═════ EXERCISE DATA ═════

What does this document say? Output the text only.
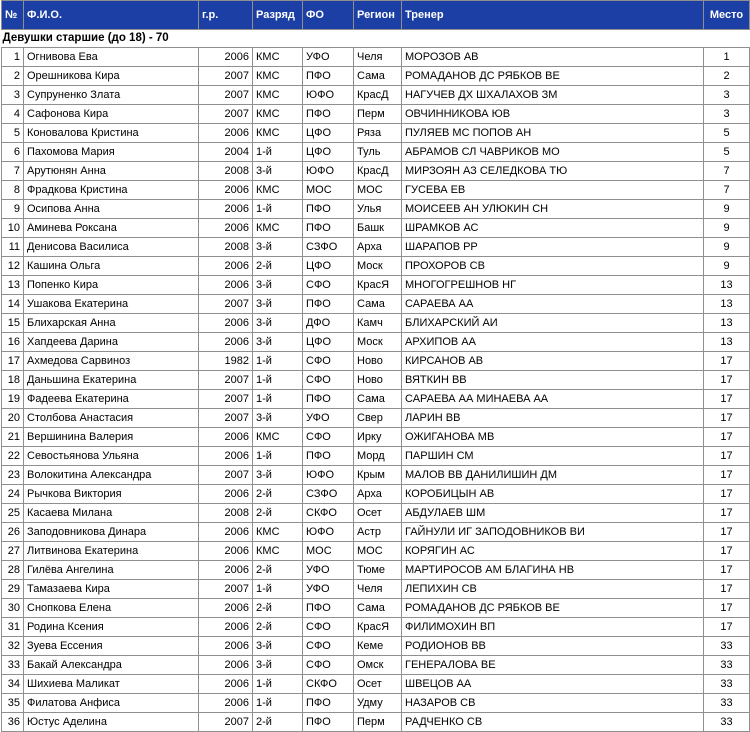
№	Ф.И.О.	г.р.	Разряд	ФО	Регион	Тренер	Место
Девушки старшие (до 18) - 70							
1	Огнивова Ева	2006	КМС	УФО	Челя	МОРОЗОВ АВ	1
2	Орешникова Кира	2007	КМС	ПФО	Сама	РОМАДАНОВ ДС РЯБКОВ ВЕ	2
3	Супруненко Злата	2007	КМС	ЮФО	КрасД	НАГУЧЕВ ДХ ШХАЛАХОВ ЗМ	3
4	Сафонова Кира	2007	КМС	ПФО	Перм	ОВЧИННИКОВА ЮВ	3
5	Коновалова Кристина	2006	КМС	ЦФО	Ряза	ПУЛЯЕВ МС ПОПОВ АН	5
6	Пахомова Мария	2004	1-й	ЦФО	Туль	АБРАМОВ СЛ ЧАВРИКОВ МО	5
7	Арутюнян Анна	2008	3-й	ЮФО	КрасД	МИРЗОЯН АЗ СЕЛЕДКОВА ТЮ	7
8	Фрадкова Кристина	2006	КМС	МОС	МОС	ГУСЕВА ЕВ	7
9	Осипова Анна	2006	1-й	ПФО	Улья	МОИСЕЕВ АН УЛЮКИН СН	9
10	Аминева Роксана	2006	КМС	ПФО	Башк	ШРАМКОВ АС	9
11	Денисова Василиса	2008	3-й	СЗФО	Арха	ШАРАПОВ РР	9
12	Кашина Ольга	2006	2-й	ЦФО	Моск	ПРОХОРОВ СВ	9
13	Попенко Кира	2006	3-й	СФО	КрасЯ	МНОГОГРЕШНОВ НГ	13
14	Ушакова Екатерина	2007	3-й	ПФО	Сама	САРАЕВА АА	13
15	Блихарская Анна	2006	3-й	ДФО	Камч	БЛИХАРСКИЙ АИ	13
16	Хапдеева Дарина	2006	3-й	ЦФО	Моск	АРХИПОВ АА	13
17	Ахмедова Сарвиноз	1982	1-й	СФО	Ново	КИРСАНОВ АВ	17
18	Даньшина Екатерина	2007	1-й	СФО	Ново	ВЯТКИН ВВ	17
19	Фадеева Екатерина	2007	1-й	ПФО	Сама	САРАЕВА АА МИНАЕВА АА	17
20	Столбова Анастасия	2007	3-й	УФО	Свер	ЛАРИН ВВ	17
21	Вершинина Валерия	2006	КМС	СФО	Ирку	ОЖИГАНОВА МВ	17
22	Севостьянова Ульяна	2006	1-й	ПФО	Морд	ПАРШИН СМ	17
23	Волокитина Александра	2007	3-й	ЮФО	Крым	МАЛОВ ВВ ДАНИЛИШИН ДМ	17
24	Рычкова Виктория	2006	2-й	СЗФО	Арха	КОРОБИЦЫН АВ	17
25	Касаева Милана	2008	2-й	СКФО	Осет	АБДУЛАЕВ ШМ	17
26	Заподовникова Динара	2006	КМС	ЮФО	Астр	ГАЙНУЛИ ИГ ЗАПОДОВНИКОВ ВИ	17
27	Литвинова Екатерина	2006	КМС	МОС	МОС	КОРЯГИН АС	17
28	Гилёва Ангелина	2006	2-й	УФО	Тюме	МАРТИРОСОВ АМ БЛАГИНА НВ	17
29	Тамазаева Кира	2007	1-й	УФО	Челя	ЛЕПИХИН СВ	17
30	Снопкова Елена	2006	2-й	ПФО	Сама	РОМАДАНОВ ДС РЯБКОВ ВЕ	17
31	Родина Ксения	2006	2-й	СФО	КрасЯ	ФИЛИМОХИН ВП	17
32	Зуева Ессения	2006	3-й	СФО	Кеме	РОДИОНОВ ВВ	33
33	Бакай Александра	2006	3-й	СФО	Омск	ГЕНЕРАЛОВА ВЕ	33
34	Шихиева Маликат	2006	1-й	СКФО	Осет	ШВЕЦОВ АА	33
35	Филатова Анфиса	2006	1-й	ПФО	Удму	НАЗАРОВ СВ	33
36	Юстус Аделина	2007	2-й	ПФО	Перм	РАДЧЕНКО СВ	33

═════

Do not include images; quote all of the entries above exactly.

■ ANSWER TO THIS EXERCISE:
What does this document say? Output the text only.
№	Ф.И.О.	г.р.	Разряд	ФО	Регион	Тренер	Место
Девушки старшие (до 18) - 70							
1	Огнивова Ева	2006	КМС	УФО	Челя	МОРОЗОВ АВ	1
2	Орешникова Кира	2007	КМС	ПФО	Сама	РОМАДАНОВ ДС РЯБКОВ ВЕ	2
3	Супруненко Злата	2007	КМС	ЮФО	КрасД	НАГУЧЕВ ДХ ШХАЛАХОВ ЗМ	3
4	Сафонова Кира	2007	КМС	ПФО	Перм	ОВЧИННИКОВА ЮВ	3
5	Коновалова Кристина	2006	КМС	ЦФО	Ряза	ПУЛЯЕВ МС ПОПОВ АН	5
6	Пахомова Мария	2004	1-й	ЦФО	Туль	АБРАМОВ СЛ ЧАВРИКОВ МО	5
7	Арутюнян Анна	2008	3-й	ЮФО	КрасД	МИРЗОЯН АЗ СЕЛЕДКОВА ТЮ	7
8	Фрадкова Кристина	2006	КМС	МОС	МОС	ГУСЕВА ЕВ	7
9	Осипова Анна	2006	1-й	ПФО	Улья	МОИСЕЕВ АН УЛЮКИН СН	9
10	Аминева Роксана	2006	КМС	ПФО	Башк	ШРАМКОВ АС	9
11	Денисова Василиса	2008	3-й	СЗФО	Арха	ШАРАПОВ РР	9
12	Кашина Ольга	2006	2-й	ЦФО	Моск	ПРОХОРОВ СВ	9
13	Попенко Кира	2006	3-й	СФО	КрасЯ	МНОГОГРЕШНОВ НГ	13
14	Ушакова Екатерина	2007	3-й	ПФО	Сама	САРАЕВА АА	13
15	Блихарская Анна	2006	3-й	ДФО	Камч	БЛИХАРСКИЙ АИ	13
16	Хапдеева Дарина	2006	3-й	ЦФО	Моск	АРХИПОВ АА	13
17	Ахмедова Сарвиноз	1982	1-й	СФО	Ново	КИРСАНОВ АВ	17
18	Даньшина Екатерина	2007	1-й	СФО	Ново	ВЯТКИН ВВ	17
19	Фадеева Екатерина	2007	1-й	ПФО	Сама	САРАЕВА АА МИНАЕВА АА	17
20	Столбова Анастасия	2007	3-й	УФО	Свер	ЛАРИН ВВ	17
21	Вершинина Валерия	2006	КМС	СФО	Ирку	ОЖИГАНОВА МВ	17
22	Севостьянова Ульяна	2006	1-й	ПФО	Морд	ПАРШИН СМ	17
23	Волокитина Александра	2007	3-й	ЮФО	Крым	МАЛОВ ВВ ДАНИЛИШИН ДМ	17
24	Рычкова Виктория	2006	2-й	СЗФО	Арха	КОРОБИЦЫН АВ	17
25	Касаева Милана	2008	2-й	СКФО	Осет	АБДУЛАЕВ ШМ	17
26	Заподовникова Динара	2006	КМС	ЮФО	Астр	ГАЙНУЛИ ИГ ЗАПОДОВНИКОВ ВИ	17
27	Литвинова Екатерина	2006	КМС	МОС	МОС	КОРЯГИН АС	17
28	Гилёва Ангелина	2006	2-й	УФО	Тюме	МАРТИРОСОВ АМ БЛАГИНА НВ	17
29	Тамазаева Кира	2007	1-й	УФО	Челя	ЛЕПИХИН СВ	17
30	Снопкова Елена	2006	2-й	ПФО	Сама	РОМАДАНОВ ДС РЯБКОВ ВЕ	17
31	Родина Ксения	2006	2-й	СФО	КрасЯ	ФИЛИМОХИН ВП	17
32	Зуева Ессения	2006	3-й	СФО	Кеме	РОДИОНОВ ВВ	33
33	Бакай Александра	2006	3-й	СФО	Омск	ГЕНЕРАЛОВА ВЕ	33
34	Шихиева Маликат	2006	1-й	СКФО	Осет	ШВЕЦОВ АА	33
35	Филатова Анфиса	2006	1-й	ПФО	Удму	НАЗАРОВ СВ	33
36	Юстус Аделина	2007	2-й	ПФО	Перм	РАДЧЕНКО СВ	33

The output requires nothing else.